>>
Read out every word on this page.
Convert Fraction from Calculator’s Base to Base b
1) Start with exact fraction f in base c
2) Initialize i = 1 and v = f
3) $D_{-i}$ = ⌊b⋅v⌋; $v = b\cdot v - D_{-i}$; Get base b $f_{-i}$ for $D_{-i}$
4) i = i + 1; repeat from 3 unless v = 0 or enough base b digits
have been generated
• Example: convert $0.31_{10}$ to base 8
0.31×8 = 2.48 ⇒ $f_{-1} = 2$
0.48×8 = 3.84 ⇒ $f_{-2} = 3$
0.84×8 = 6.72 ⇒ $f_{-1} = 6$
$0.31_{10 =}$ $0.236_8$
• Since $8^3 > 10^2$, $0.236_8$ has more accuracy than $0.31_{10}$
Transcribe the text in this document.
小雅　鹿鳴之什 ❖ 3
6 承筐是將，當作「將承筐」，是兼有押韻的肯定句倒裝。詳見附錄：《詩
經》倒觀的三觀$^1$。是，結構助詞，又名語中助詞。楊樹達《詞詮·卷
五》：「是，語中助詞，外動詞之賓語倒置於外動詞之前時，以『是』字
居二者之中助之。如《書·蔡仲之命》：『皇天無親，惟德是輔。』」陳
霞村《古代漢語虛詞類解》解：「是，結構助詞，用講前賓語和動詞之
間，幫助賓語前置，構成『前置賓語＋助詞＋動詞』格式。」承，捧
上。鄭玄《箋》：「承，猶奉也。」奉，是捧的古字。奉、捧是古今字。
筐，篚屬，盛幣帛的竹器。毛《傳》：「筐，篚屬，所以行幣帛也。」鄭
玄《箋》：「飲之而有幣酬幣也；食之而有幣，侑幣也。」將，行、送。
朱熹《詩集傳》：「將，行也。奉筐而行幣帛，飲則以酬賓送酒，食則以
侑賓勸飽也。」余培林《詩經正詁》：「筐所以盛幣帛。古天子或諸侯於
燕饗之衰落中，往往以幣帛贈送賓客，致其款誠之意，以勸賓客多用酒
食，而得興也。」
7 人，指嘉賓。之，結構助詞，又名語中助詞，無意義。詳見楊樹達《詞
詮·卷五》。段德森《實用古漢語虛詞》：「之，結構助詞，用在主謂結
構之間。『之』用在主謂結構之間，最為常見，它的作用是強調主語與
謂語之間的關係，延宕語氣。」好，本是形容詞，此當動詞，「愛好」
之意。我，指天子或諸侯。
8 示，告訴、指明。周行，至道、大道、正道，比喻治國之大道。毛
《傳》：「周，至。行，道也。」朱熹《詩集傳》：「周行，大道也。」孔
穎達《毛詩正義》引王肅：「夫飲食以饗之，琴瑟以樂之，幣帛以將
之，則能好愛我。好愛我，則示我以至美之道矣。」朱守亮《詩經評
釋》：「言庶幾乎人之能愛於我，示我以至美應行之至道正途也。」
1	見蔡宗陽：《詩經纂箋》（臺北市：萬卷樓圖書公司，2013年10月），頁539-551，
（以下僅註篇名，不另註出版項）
<<
__EXERCISE__: Print every record above exactly as written.

__REPLY TO THE EXERCISE__:
Read out every word on this page.
Convert Fraction from Calculator’s Base to Base b
1) Start with exact fraction f in base c
2) Initialize i = 1 and v = f
3) $D_{-i}$ = ⌊b⋅v⌋; $v = b\cdot v - D_{-i}$; Get base b $f_{-i}$ for $D_{-i}$
4) i = i + 1; repeat from 3 unless v = 0 or enough base b digits
have been generated
• Example: convert $0.31_{10}$ to base 8
0.31×8 = 2.48 ⇒ $f_{-1} = 2$
0.48×8 = 3.84 ⇒ $f_{-2} = 3$
0.84×8 = 6.72 ⇒ $f_{-1} = 6$
$0.31_{10 =}$ $0.236_8$
• Since $8^3 > 10^2$, $0.236_8$ has more accuracy than $0.31_{10}$
Transcribe the text in this document.
小雅　鹿鳴之什 ❖ 3
6 承筐是將，當作「將承筐」，是兼有押韻的肯定句倒裝。詳見附錄：《詩
經》倒觀的三觀$^1$。是，結構助詞，又名語中助詞。楊樹達《詞詮·卷
五》：「是，語中助詞，外動詞之賓語倒置於外動詞之前時，以『是』字
居二者之中助之。如《書·蔡仲之命》：『皇天無親，惟德是輔。』」陳
霞村《古代漢語虛詞類解》解：「是，結構助詞，用講前賓語和動詞之
間，幫助賓語前置，構成『前置賓語＋助詞＋動詞』格式。」承，捧
上。鄭玄《箋》：「承，猶奉也。」奉，是捧的古字。奉、捧是古今字。
筐，篚屬，盛幣帛的竹器。毛《傳》：「筐，篚屬，所以行幣帛也。」鄭
玄《箋》：「飲之而有幣酬幣也；食之而有幣，侑幣也。」將，行、送。
朱熹《詩集傳》：「將，行也。奉筐而行幣帛，飲則以酬賓送酒，食則以
侑賓勸飽也。」余培林《詩經正詁》：「筐所以盛幣帛。古天子或諸侯於
燕饗之衰落中，往往以幣帛贈送賓客，致其款誠之意，以勸賓客多用酒
食，而得興也。」
7 人，指嘉賓。之，結構助詞，又名語中助詞，無意義。詳見楊樹達《詞
詮·卷五》。段德森《實用古漢語虛詞》：「之，結構助詞，用在主謂結
構之間。『之』用在主謂結構之間，最為常見，它的作用是強調主語與
謂語之間的關係，延宕語氣。」好，本是形容詞，此當動詞，「愛好」
之意。我，指天子或諸侯。
8 示，告訴、指明。周行，至道、大道、正道，比喻治國之大道。毛
《傳》：「周，至。行，道也。」朱熹《詩集傳》：「周行，大道也。」孔
穎達《毛詩正義》引王肅：「夫飲食以饗之，琴瑟以樂之，幣帛以將
之，則能好愛我。好愛我，則示我以至美之道矣。」朱守亮《詩經評
釋》：「言庶幾乎人之能愛於我，示我以至美應行之至道正途也。」
1	見蔡宗陽：《詩經纂箋》（臺北市：萬卷樓圖書公司，2013年10月），頁539-551，
（以下僅註篇名，不另註出版項）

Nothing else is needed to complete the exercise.